Start of Stored data

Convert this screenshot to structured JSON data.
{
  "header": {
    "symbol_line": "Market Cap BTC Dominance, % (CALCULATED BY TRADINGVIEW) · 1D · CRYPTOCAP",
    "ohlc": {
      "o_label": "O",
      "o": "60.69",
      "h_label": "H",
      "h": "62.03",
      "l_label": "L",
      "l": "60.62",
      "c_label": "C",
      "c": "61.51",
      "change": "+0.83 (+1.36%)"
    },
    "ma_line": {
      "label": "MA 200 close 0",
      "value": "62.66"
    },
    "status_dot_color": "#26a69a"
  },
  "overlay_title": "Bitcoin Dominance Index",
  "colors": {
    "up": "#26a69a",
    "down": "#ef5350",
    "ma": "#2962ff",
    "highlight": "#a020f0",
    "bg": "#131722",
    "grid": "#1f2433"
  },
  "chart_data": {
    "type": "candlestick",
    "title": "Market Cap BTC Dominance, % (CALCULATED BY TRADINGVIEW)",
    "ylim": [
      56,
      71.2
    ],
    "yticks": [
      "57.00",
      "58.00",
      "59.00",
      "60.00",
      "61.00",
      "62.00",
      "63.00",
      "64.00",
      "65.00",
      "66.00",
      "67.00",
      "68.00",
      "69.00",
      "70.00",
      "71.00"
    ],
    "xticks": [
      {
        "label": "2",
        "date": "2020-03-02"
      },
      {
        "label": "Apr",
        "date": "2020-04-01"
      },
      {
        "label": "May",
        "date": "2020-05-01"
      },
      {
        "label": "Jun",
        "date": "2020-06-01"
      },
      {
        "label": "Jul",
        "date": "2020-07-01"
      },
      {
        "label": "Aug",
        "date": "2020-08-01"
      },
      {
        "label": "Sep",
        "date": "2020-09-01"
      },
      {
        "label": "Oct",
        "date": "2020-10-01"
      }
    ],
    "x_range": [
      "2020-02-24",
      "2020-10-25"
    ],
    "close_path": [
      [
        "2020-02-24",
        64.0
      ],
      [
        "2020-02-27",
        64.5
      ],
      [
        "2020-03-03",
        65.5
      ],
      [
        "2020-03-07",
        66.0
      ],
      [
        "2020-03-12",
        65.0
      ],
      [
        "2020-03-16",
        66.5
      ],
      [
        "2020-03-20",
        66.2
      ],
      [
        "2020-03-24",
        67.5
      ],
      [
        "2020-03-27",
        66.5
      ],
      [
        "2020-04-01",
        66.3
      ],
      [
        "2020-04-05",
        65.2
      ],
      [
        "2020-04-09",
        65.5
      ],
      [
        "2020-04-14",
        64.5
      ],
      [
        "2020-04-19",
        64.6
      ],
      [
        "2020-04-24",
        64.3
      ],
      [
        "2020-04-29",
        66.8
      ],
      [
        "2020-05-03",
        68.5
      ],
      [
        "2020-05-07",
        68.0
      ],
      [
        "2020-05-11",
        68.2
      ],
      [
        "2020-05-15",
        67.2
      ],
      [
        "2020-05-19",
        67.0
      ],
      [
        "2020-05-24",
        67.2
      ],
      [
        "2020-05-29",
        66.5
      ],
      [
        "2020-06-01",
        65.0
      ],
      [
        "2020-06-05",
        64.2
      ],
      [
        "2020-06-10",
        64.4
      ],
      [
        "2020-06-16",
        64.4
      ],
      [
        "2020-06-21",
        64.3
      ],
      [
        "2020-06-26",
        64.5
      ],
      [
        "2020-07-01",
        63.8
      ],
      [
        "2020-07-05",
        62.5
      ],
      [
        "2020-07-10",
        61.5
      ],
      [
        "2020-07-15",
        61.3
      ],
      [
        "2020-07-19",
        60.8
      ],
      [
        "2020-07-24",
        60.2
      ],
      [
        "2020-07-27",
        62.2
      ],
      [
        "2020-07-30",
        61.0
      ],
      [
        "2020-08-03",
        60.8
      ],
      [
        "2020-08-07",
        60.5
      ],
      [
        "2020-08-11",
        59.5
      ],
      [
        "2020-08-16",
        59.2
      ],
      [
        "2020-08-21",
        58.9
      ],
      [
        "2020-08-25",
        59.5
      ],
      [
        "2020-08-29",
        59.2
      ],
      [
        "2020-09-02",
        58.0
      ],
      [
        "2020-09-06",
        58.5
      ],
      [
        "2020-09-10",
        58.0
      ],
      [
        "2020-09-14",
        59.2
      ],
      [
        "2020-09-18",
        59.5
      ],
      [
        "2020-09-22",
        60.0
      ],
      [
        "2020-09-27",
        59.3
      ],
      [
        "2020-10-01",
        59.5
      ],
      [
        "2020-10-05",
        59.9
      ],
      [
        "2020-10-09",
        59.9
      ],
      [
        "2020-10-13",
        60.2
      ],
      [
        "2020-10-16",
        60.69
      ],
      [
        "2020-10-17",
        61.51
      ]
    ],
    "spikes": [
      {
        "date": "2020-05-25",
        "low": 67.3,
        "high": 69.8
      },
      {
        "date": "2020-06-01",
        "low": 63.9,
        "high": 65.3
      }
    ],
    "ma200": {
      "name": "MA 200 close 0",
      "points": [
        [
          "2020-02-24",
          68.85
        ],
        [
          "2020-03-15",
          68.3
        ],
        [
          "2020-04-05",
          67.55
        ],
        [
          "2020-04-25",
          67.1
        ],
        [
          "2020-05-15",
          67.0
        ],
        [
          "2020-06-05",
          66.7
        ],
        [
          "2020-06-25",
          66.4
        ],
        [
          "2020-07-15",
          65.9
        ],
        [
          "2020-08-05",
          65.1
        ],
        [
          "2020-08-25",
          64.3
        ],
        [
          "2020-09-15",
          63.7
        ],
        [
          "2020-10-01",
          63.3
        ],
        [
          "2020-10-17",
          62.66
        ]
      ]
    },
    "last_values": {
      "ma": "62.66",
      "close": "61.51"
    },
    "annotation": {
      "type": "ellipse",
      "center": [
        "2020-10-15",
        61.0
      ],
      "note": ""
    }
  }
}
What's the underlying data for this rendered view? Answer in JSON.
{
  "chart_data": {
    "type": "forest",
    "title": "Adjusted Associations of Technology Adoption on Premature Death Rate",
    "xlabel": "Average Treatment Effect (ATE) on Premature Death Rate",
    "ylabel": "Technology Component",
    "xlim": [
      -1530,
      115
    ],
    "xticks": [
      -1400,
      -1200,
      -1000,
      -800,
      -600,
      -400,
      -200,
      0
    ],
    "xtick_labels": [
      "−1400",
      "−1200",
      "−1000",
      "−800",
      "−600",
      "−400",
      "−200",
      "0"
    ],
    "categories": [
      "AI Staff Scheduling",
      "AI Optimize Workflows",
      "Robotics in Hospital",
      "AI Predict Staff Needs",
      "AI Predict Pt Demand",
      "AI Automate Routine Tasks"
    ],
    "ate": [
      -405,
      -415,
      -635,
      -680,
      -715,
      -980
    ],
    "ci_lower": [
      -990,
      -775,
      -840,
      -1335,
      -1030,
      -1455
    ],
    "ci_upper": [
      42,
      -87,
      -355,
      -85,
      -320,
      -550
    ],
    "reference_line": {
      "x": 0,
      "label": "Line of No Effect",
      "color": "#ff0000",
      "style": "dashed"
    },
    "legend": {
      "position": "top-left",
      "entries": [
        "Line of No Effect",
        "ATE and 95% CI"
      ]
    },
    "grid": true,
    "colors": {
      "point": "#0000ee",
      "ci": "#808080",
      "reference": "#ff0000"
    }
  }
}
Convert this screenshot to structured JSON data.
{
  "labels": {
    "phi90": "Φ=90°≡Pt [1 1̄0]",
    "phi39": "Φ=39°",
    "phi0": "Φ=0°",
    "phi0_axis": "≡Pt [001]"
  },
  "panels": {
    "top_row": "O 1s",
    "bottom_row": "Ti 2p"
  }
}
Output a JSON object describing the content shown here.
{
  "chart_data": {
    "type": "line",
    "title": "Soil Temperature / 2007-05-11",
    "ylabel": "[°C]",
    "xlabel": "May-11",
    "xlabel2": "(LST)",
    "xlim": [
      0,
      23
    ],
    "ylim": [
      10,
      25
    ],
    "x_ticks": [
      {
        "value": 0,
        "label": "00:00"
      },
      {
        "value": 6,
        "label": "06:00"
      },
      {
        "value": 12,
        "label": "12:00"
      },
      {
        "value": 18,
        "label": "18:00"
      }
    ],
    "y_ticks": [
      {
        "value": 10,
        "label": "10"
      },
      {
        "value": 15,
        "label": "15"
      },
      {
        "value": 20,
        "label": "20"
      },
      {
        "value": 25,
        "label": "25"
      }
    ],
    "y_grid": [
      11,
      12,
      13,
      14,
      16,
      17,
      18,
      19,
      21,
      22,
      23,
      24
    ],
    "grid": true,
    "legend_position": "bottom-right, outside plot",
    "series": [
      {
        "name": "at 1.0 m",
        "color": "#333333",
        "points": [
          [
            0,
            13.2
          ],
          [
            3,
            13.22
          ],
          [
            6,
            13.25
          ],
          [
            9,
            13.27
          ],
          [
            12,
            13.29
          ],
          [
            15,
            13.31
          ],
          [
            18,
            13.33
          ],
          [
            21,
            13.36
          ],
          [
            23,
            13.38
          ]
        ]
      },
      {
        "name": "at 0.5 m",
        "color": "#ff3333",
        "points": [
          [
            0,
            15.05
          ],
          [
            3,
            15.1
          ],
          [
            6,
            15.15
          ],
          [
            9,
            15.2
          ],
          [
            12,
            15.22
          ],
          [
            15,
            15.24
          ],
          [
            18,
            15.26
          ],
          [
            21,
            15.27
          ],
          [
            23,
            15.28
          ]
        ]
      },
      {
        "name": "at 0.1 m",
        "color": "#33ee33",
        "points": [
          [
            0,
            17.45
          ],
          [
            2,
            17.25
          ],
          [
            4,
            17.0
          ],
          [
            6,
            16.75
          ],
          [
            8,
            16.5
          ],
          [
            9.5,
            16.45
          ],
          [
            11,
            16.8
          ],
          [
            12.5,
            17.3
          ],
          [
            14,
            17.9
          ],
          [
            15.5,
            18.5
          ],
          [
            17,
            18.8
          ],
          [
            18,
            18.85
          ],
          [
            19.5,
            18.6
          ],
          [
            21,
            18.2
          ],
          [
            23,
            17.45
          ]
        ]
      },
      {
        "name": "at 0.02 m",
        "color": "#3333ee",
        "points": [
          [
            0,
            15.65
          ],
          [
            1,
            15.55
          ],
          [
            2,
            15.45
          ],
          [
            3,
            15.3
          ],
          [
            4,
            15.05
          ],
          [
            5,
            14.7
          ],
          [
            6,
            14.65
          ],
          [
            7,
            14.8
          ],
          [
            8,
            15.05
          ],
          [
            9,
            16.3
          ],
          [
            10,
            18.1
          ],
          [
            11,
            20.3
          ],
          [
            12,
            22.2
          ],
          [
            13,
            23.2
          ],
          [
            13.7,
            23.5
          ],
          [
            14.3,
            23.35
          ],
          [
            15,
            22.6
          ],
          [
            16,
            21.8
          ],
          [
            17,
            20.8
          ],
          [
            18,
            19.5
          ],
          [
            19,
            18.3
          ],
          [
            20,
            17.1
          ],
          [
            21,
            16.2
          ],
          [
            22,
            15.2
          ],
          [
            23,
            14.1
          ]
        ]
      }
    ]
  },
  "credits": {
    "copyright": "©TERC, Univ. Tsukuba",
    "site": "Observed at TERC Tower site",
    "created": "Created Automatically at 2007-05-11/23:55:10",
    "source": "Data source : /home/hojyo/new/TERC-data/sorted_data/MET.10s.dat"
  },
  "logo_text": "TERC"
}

End of Stored data

What the task requires: Go through the material and select each line with the string "Predict" in it.

In response:
      "AI Predict Staff Needs",
      "AI Predict Pt Demand",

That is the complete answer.